(Dataset entries)
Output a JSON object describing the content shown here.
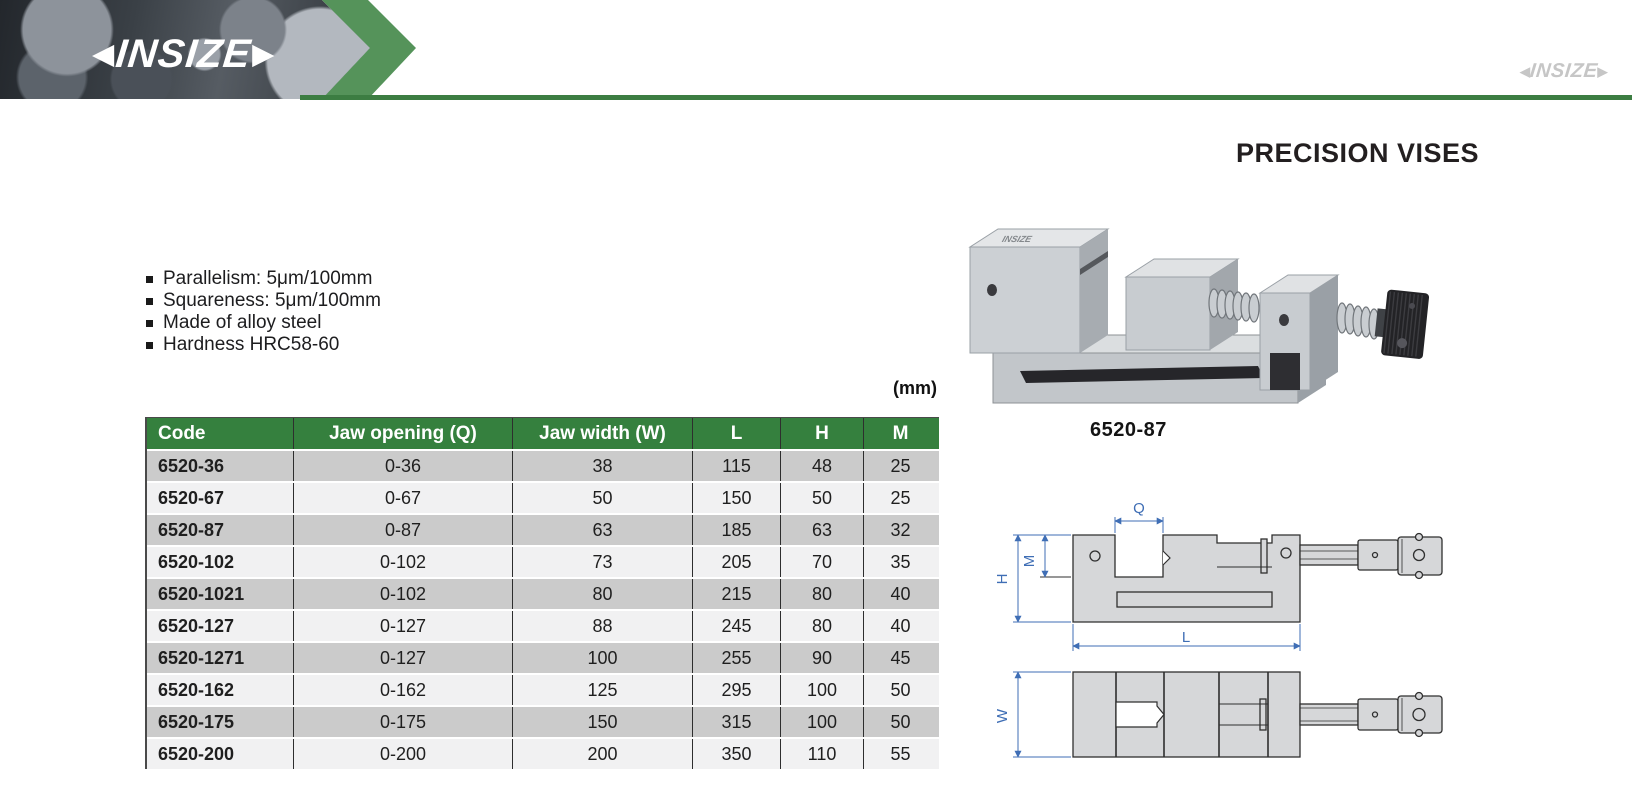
{
  "brand": {
    "logo_text": "INSIZE",
    "left_arrow": "◀",
    "right_arrow": "▶",
    "watermark_text": "INSIZE"
  },
  "page": {
    "title": "PRECISION VISES",
    "unit_label": "(mm)",
    "product_code": "6520-87"
  },
  "features": [
    "Parallelism: 5μm/100mm",
    "Squareness: 5μm/100mm",
    "Made of alloy steel",
    "Hardness HRC58-60"
  ],
  "table": {
    "columns": [
      "Code",
      "Jaw opening (Q)",
      "Jaw width (W)",
      "L",
      "H",
      "M"
    ],
    "rows": [
      [
        "6520-36",
        "0-36",
        "38",
        "115",
        "48",
        "25"
      ],
      [
        "6520-67",
        "0-67",
        "50",
        "150",
        "50",
        "25"
      ],
      [
        "6520-87",
        "0-87",
        "63",
        "185",
        "63",
        "32"
      ],
      [
        "6520-102",
        "0-102",
        "73",
        "205",
        "70",
        "35"
      ],
      [
        "6520-1021",
        "0-102",
        "80",
        "215",
        "80",
        "40"
      ],
      [
        "6520-127",
        "0-127",
        "88",
        "245",
        "80",
        "40"
      ],
      [
        "6520-1271",
        "0-127",
        "100",
        "255",
        "90",
        "45"
      ],
      [
        "6520-162",
        "0-162",
        "125",
        "295",
        "100",
        "50"
      ],
      [
        "6520-175",
        "0-175",
        "150",
        "315",
        "100",
        "50"
      ],
      [
        "6520-200",
        "0-200",
        "200",
        "350",
        "110",
        "55"
      ]
    ]
  },
  "diagram": {
    "q": "Q",
    "m": "M",
    "h": "H",
    "l": "L",
    "w": "W"
  },
  "colors": {
    "chevron_green": "#55935a",
    "rule_green": "#3c7d42",
    "table_header_green": "#35803e",
    "row_dark": "#cbcbcb",
    "row_light": "#f1f1f2",
    "dimension_blue": "#3f6eb5"
  }
}
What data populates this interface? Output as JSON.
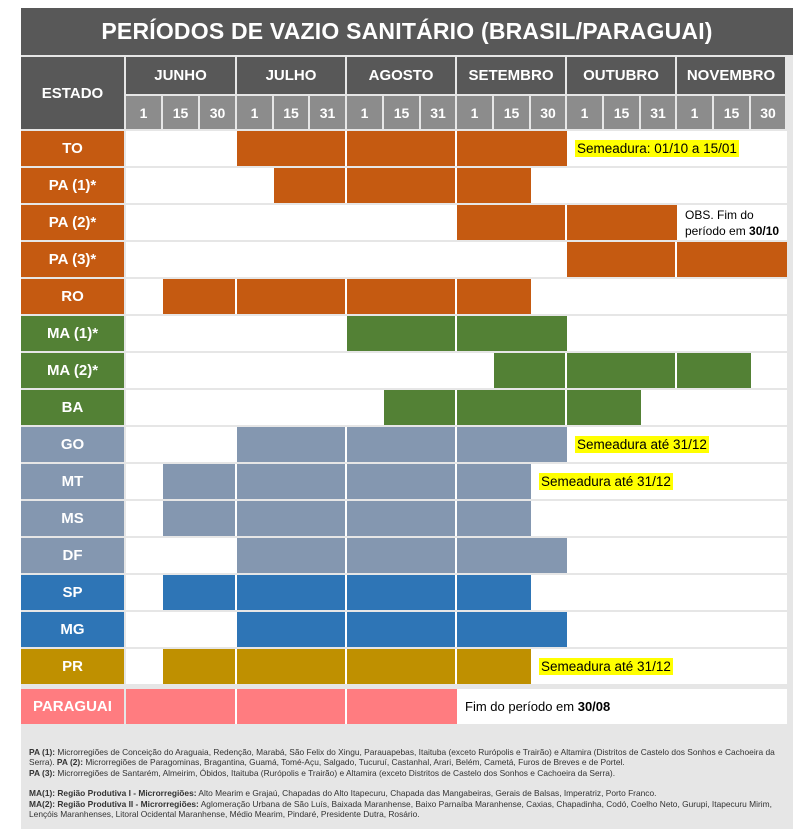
{
  "title": "PERÍODOS DE VAZIO SANITÁRIO (BRASIL/PARAGUAI)",
  "header": {
    "estado": "ESTADO",
    "months": [
      "JUNHO",
      "JULHO",
      "AGOSTO",
      "SETEMBRO",
      "OUTUBRO",
      "NOVEMBRO"
    ],
    "days": [
      "1",
      "15",
      "30",
      "1",
      "15",
      "31",
      "1",
      "15",
      "31",
      "1",
      "15",
      "30",
      "1",
      "15",
      "31",
      "1",
      "15",
      "30"
    ]
  },
  "colors": {
    "orange": "#c55a11",
    "green": "#538135",
    "gray": "#8497b0",
    "blue": "#2e75b6",
    "gold": "#bf9000",
    "pink": "#ff7c80"
  },
  "rows": [
    {
      "label": "TO",
      "color": "orange",
      "start": 3,
      "end": 12,
      "note": "Semeadura: 01/10 a 15/01",
      "note_highlight": true
    },
    {
      "label": "PA (1)*",
      "color": "orange",
      "start": 4,
      "end": 11,
      "note": "",
      "note_highlight": false
    },
    {
      "label": "PA (2)*",
      "color": "orange",
      "start": 9,
      "end": 15,
      "note": "OBS. Fim do período em ",
      "note_bold": "30/10",
      "note_highlight": false
    },
    {
      "label": "PA (3)*",
      "color": "orange",
      "start": 12,
      "end": 18,
      "note": "",
      "note_highlight": false
    },
    {
      "label": "RO",
      "color": "orange",
      "start": 1,
      "end": 11,
      "note": "",
      "note_highlight": false
    },
    {
      "label": "MA (1)*",
      "color": "green",
      "start": 6,
      "end": 12,
      "note": "",
      "note_highlight": false
    },
    {
      "label": "MA (2)*",
      "color": "green",
      "start": 10,
      "end": 17,
      "note": "",
      "note_highlight": false
    },
    {
      "label": "BA",
      "color": "green",
      "start": 7,
      "end": 14,
      "note": "",
      "note_highlight": false
    },
    {
      "label": "GO",
      "color": "gray",
      "start": 3,
      "end": 12,
      "note": "Semeadura até 31/12",
      "note_highlight": true
    },
    {
      "label": "MT",
      "color": "gray",
      "start": 1,
      "end": 11,
      "note": "Semeadura até 31/12",
      "note_highlight": true
    },
    {
      "label": "MS",
      "color": "gray",
      "start": 1,
      "end": 11,
      "note": "",
      "note_highlight": false
    },
    {
      "label": "DF",
      "color": "gray",
      "start": 3,
      "end": 12,
      "note": "",
      "note_highlight": false
    },
    {
      "label": "SP",
      "color": "blue",
      "start": 1,
      "end": 11,
      "note": "",
      "note_highlight": false
    },
    {
      "label": "MG",
      "color": "blue",
      "start": 3,
      "end": 12,
      "note": "",
      "note_highlight": false
    },
    {
      "label": "PR",
      "color": "gold",
      "start": 1,
      "end": 11,
      "note": "Semeadura até 31/12",
      "note_highlight": true
    },
    {
      "label": "PARAGUAI",
      "color": "pink",
      "start": 0,
      "end": 9,
      "note": "Fim do período em ",
      "note_bold": "30/08",
      "note_highlight": false
    }
  ],
  "footnotes": {
    "pa1_label": "PA (1):",
    "pa1_text": " Microrregiões de Conceição do Araguaia, Redenção, Marabá, São Felix do Xingu, Parauapebas, Itaituba (exceto Rurópolis e Trairão) e Altamira (Distritos de Castelo dos Sonhos e Cachoeira da Serra).",
    "pa2_label": " PA (2):",
    "pa2_text": " Microrregiões de Paragominas, Bragantina, Guamá, Tomé-Açu, Salgado, Tucuruí, Castanhal, Arari, Belém, Cametá, Furos de Breves e de Portel.",
    "pa3_label": "PA (3):",
    "pa3_text": " Microrregiões de Santarém, Almeirim, Óbidos, Itaituba (Rurópolis e Trairão) e Altamira (exceto Distritos de Castelo dos Sonhos e Cachoeira da Serra).",
    "ma1_label": "MA(1): Região Produtiva I - Microrregiões:",
    "ma1_text": " Alto Mearim e Grajaú, Chapadas do Alto Itapecuru, Chapada das Mangabeiras, Gerais de Balsas, Imperatriz, Porto Franco.",
    "ma2_label": "MA(2): Região Produtiva II - Microrregiões:",
    "ma2_text": " Aglomeração Urbana de São Luís, Baixada Maranhense, Baixo Parnaíba Maranhense, Caxias, Chapadinha, Codó, Coelho Neto, Gurupi, Itapecuru Mirim, Lençóis Maranhenses, Litoral Ocidental Maranhense, Médio Mearim, Pindaré, Presidente Dutra, Rosário."
  }
}
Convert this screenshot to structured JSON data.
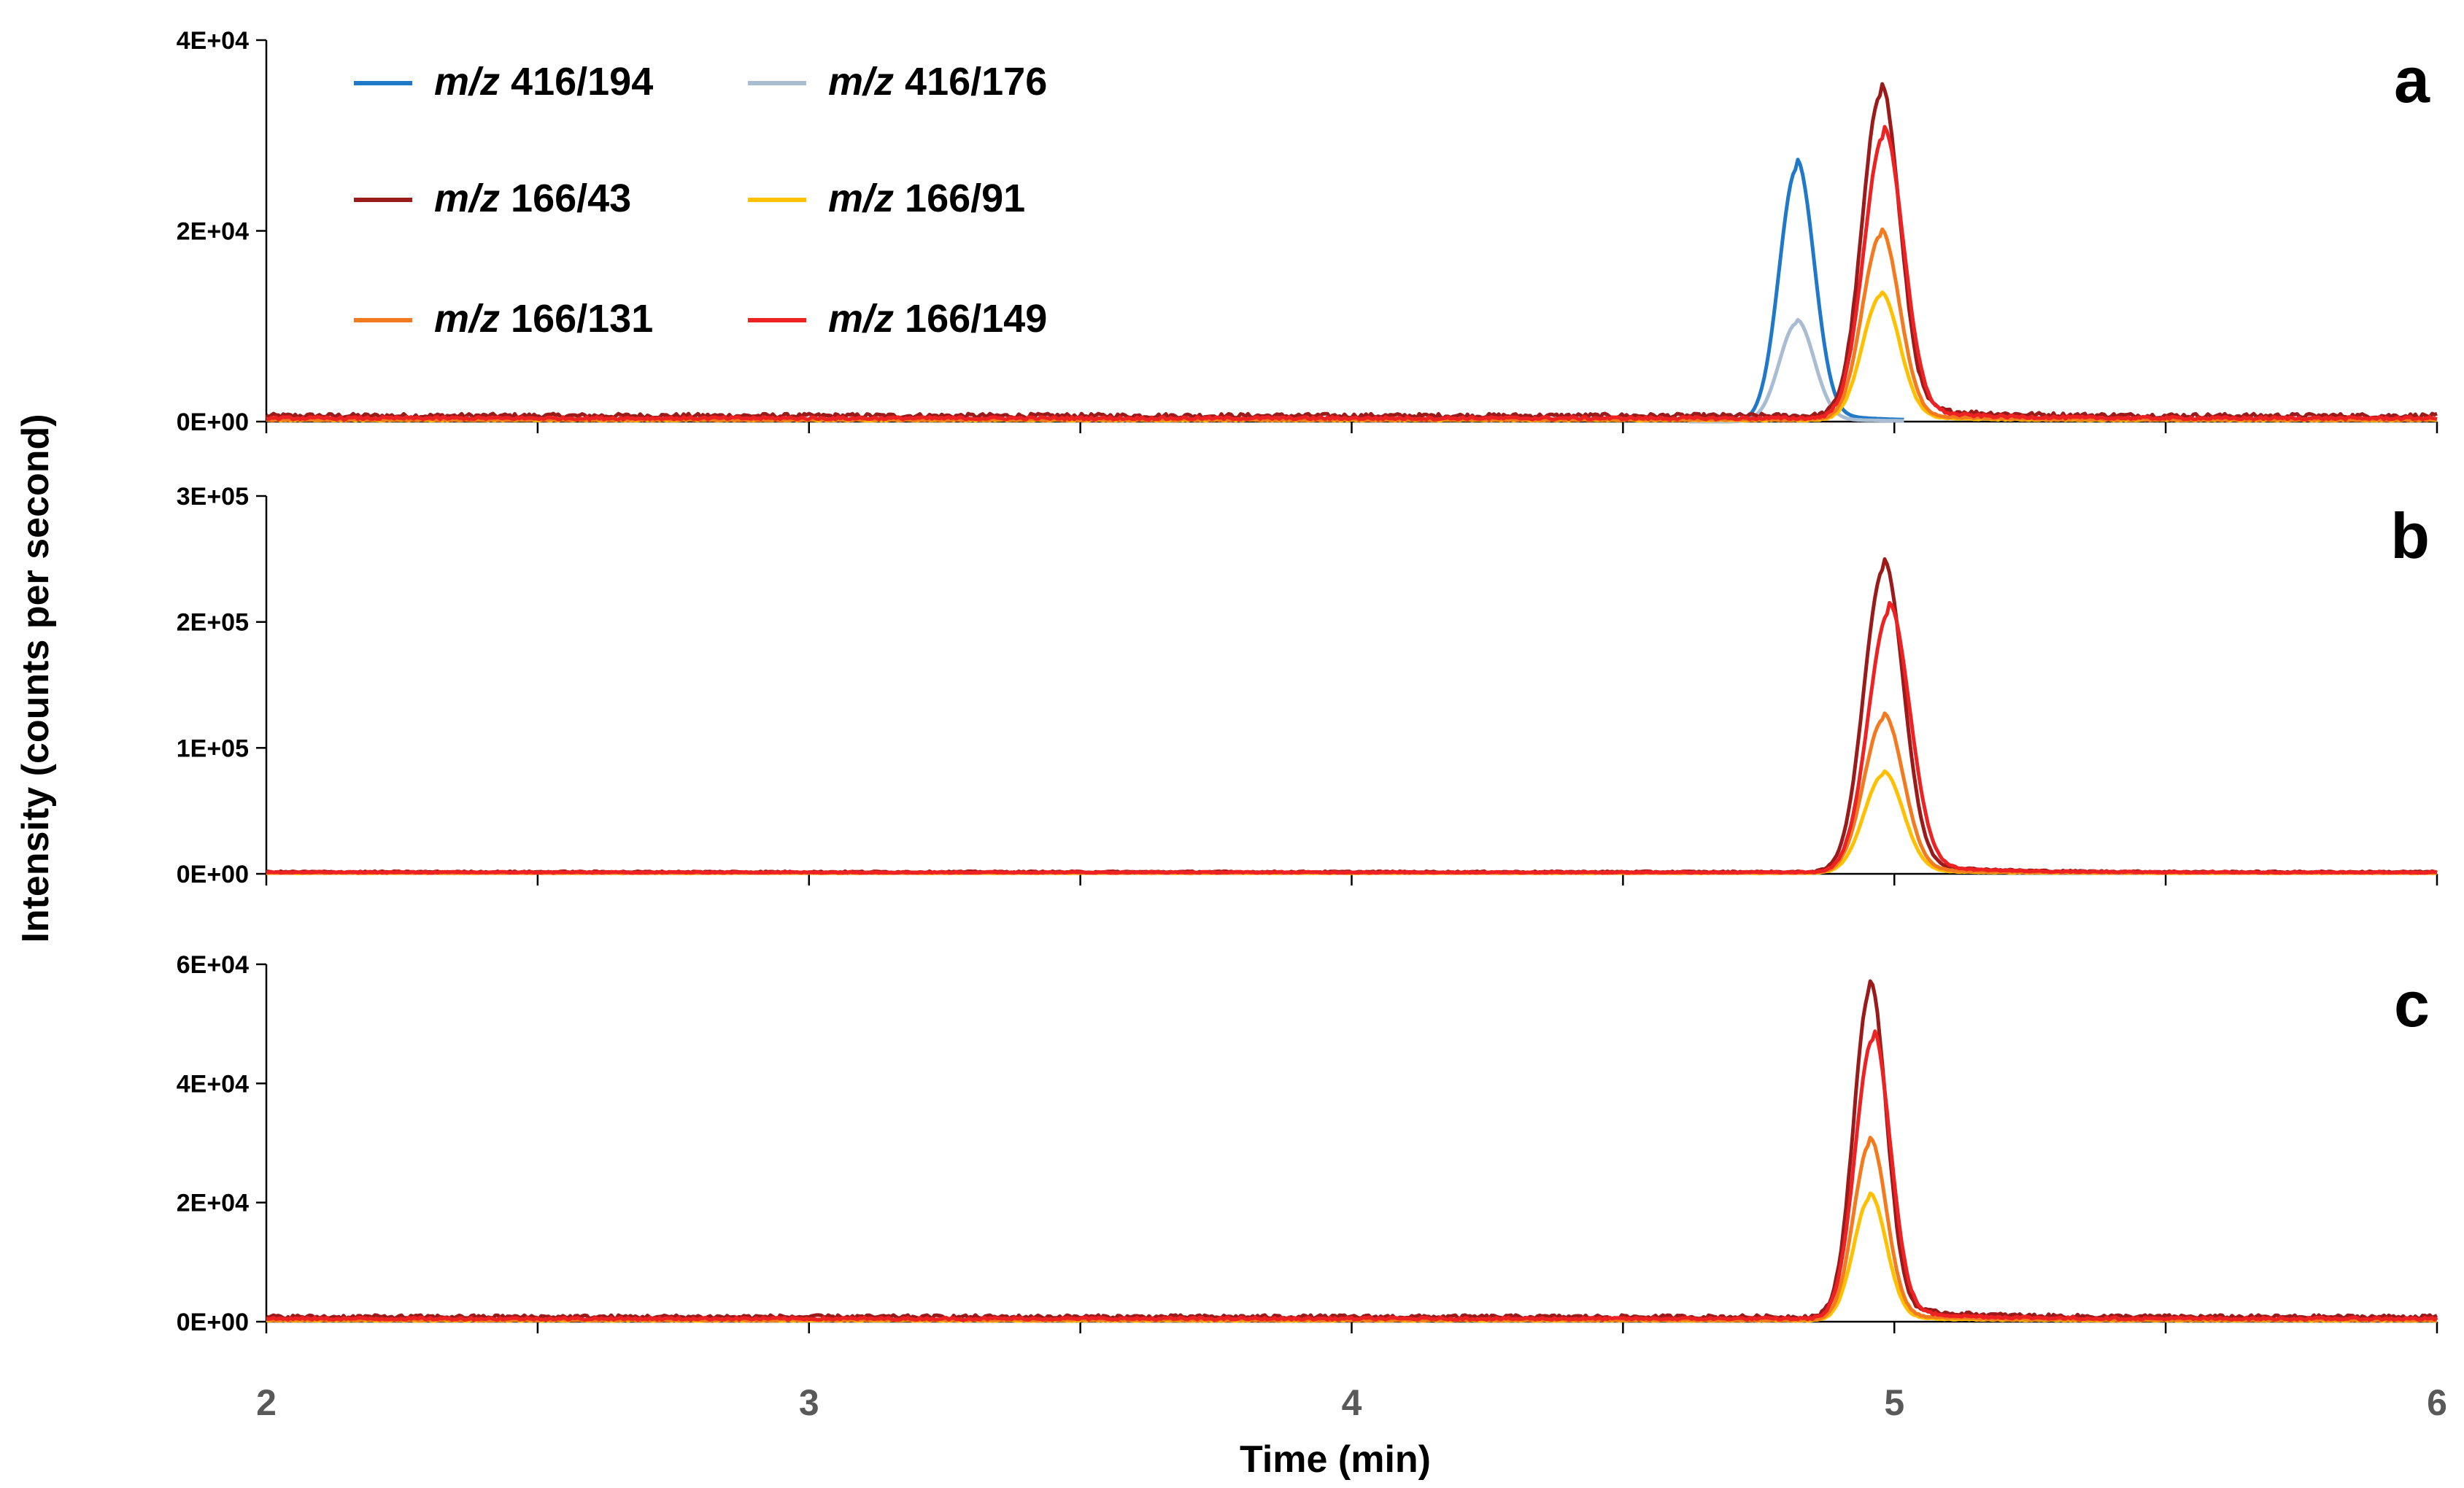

▶ **Set task**: Leave out the pictures, and give all the records again exactly.

▶ **Exercise response**:
Output a JSON object describing the content shown here.
{
  "brand": {
    "logo_text": "INSIZE",
    "left_arrow": "◀",
    "right_arrow": "▶",
    "watermark_text": "INSIZE"
  },
  "page": {
    "title": "PRECISION VISES",
    "unit_label": "(mm)",
    "product_code": "6520-87"
  },
  "features": [
    "Parallelism: 5μm/100mm",
    "Squareness: 5μm/100mm",
    "Made of alloy steel",
    "Hardness HRC58-60"
  ],
  "table": {
    "columns": [
      "Code",
      "Jaw opening (Q)",
      "Jaw width (W)",
      "L",
      "H",
      "M"
    ],
    "rows": [
      [
        "6520-36",
        "0-36",
        "38",
        "115",
        "48",
        "25"
      ],
      [
        "6520-67",
        "0-67",
        "50",
        "150",
        "50",
        "25"
      ],
      [
        "6520-87",
        "0-87",
        "63",
        "185",
        "63",
        "32"
      ],
      [
        "6520-102",
        "0-102",
        "73",
        "205",
        "70",
        "35"
      ],
      [
        "6520-1021",
        "0-102",
        "80",
        "215",
        "80",
        "40"
      ],
      [
        "6520-127",
        "0-127",
        "88",
        "245",
        "80",
        "40"
      ],
      [
        "6520-1271",
        "0-127",
        "100",
        "255",
        "90",
        "45"
      ],
      [
        "6520-162",
        "0-162",
        "125",
        "295",
        "100",
        "50"
      ],
      [
        "6520-175",
        "0-175",
        "150",
        "315",
        "100",
        "50"
      ],
      [
        "6520-200",
        "0-200",
        "200",
        "350",
        "110",
        "55"
      ]
    ]
  },
  "diagram": {
    "q": "Q",
    "m": "M",
    "h": "H",
    "l": "L",
    "w": "W"
  },
  "colors": {
    "chevron_green": "#55935a",
    "rule_green": "#3c7d42",
    "table_header_green": "#35803e",
    "row_dark": "#cbcbcb",
    "row_light": "#f1f1f2",
    "dimension_blue": "#3f6eb5"
  }
}
What data populates this interface? Output as JSON.
{
  "title": "PERÍODOS DE VAZIO SANITÁRIO (BRASIL/PARAGUAI)",
  "header": {
    "estado": "ESTADO",
    "months": [
      "JUNHO",
      "JULHO",
      "AGOSTO",
      "SETEMBRO",
      "OUTUBRO",
      "NOVEMBRO"
    ],
    "days": [
      "1",
      "15",
      "30",
      "1",
      "15",
      "31",
      "1",
      "15",
      "31",
      "1",
      "15",
      "30",
      "1",
      "15",
      "31",
      "1",
      "15",
      "30"
    ]
  },
  "colors": {
    "orange": "#c55a11",
    "green": "#538135",
    "gray": "#8497b0",
    "blue": "#2e75b6",
    "gold": "#bf9000",
    "pink": "#ff7c80"
  },
  "rows": [
    {
      "label": "TO",
      "color": "orange",
      "start": 3,
      "end": 12,
      "note": "Semeadura: 01/10 a 15/01",
      "note_highlight": true
    },
    {
      "label": "PA (1)*",
      "color": "orange",
      "start": 4,
      "end": 11,
      "note": "",
      "note_highlight": false
    },
    {
      "label": "PA (2)*",
      "color": "orange",
      "start": 9,
      "end": 15,
      "note": "OBS. Fim do período em ",
      "note_bold": "30/10",
      "note_highlight": false
    },
    {
      "label": "PA (3)*",
      "color": "orange",
      "start": 12,
      "end": 18,
      "note": "",
      "note_highlight": false
    },
    {
      "label": "RO",
      "color": "orange",
      "start": 1,
      "end": 11,
      "note": "",
      "note_highlight": false
    },
    {
      "label": "MA (1)*",
      "color": "green",
      "start": 6,
      "end": 12,
      "note": "",
      "note_highlight": false
    },
    {
      "label": "MA (2)*",
      "color": "green",
      "start": 10,
      "end": 17,
      "note": "",
      "note_highlight": false
    },
    {
      "label": "BA",
      "color": "green",
      "start": 7,
      "end": 14,
      "note": "",
      "note_highlight": false
    },
    {
      "label": "GO",
      "color": "gray",
      "start": 3,
      "end": 12,
      "note": "Semeadura até 31/12",
      "note_highlight": true
    },
    {
      "label": "MT",
      "color": "gray",
      "start": 1,
      "end": 11,
      "note": "Semeadura até 31/12",
      "note_highlight": true
    },
    {
      "label": "MS",
      "color": "gray",
      "start": 1,
      "end": 11,
      "note": "",
      "note_highlight": false
    },
    {
      "label": "DF",
      "color": "gray",
      "start": 3,
      "end": 12,
      "note": "",
      "note_highlight": false
    },
    {
      "label": "SP",
      "color": "blue",
      "start": 1,
      "end": 11,
      "note": "",
      "note_highlight": false
    },
    {
      "label": "MG",
      "color": "blue",
      "start": 3,
      "end": 12,
      "note": "",
      "note_highlight": false
    },
    {
      "label": "PR",
      "color": "gold",
      "start": 1,
      "end": 11,
      "note": "Semeadura até 31/12",
      "note_highlight": true
    },
    {
      "label": "PARAGUAI",
      "color": "pink",
      "start": 0,
      "end": 9,
      "note": "Fim do período em ",
      "note_bold": "30/08",
      "note_highlight": false
    }
  ],
  "footnotes": {
    "pa1_label": "PA (1):",
    "pa1_text": " Microrregiões de Conceição do Araguaia, Redenção, Marabá, São Felix do Xingu, Parauapebas, Itaituba (exceto Rurópolis e Trairão) e Altamira (Distritos de Castelo dos Sonhos e Cachoeira da Serra).",
    "pa2_label": " PA (2):",
    "pa2_text": " Microrregiões de Paragominas, Bragantina, Guamá, Tomé-Açu, Salgado, Tucuruí, Castanhal, Arari, Belém, Cametá, Furos de Breves e de Portel.",
    "pa3_label": "PA (3):",
    "pa3_text": " Microrregiões de Santarém, Almeirim, Óbidos, Itaituba (Rurópolis e Trairão) e Altamira (exceto Distritos de Castelo dos Sonhos e Cachoeira da Serra).",
    "ma1_label": "MA(1): Região Produtiva I - Microrregiões:",
    "ma1_text": " Alto Mearim e Grajaú, Chapadas do Alto Itapecuru, Chapada das Mangabeiras, Gerais de Balsas, Imperatriz, Porto Franco.",
    "ma2_label": "MA(2): Região Produtiva II - Microrregiões:",
    "ma2_text": " Aglomeração Urbana de São Luís, Baixada Maranhense, Baixo Parnaíba Maranhense, Caxias, Chapadinha, Codó, Coelho Neto, Gurupi, Itapecuru Mirim, Lençóis Maranhenses, Litoral Ocidental Maranhense, Médio Mearim, Pindaré, Presidente Dutra, Rosário."
  }
}
Convert this screenshot to structured JSON data.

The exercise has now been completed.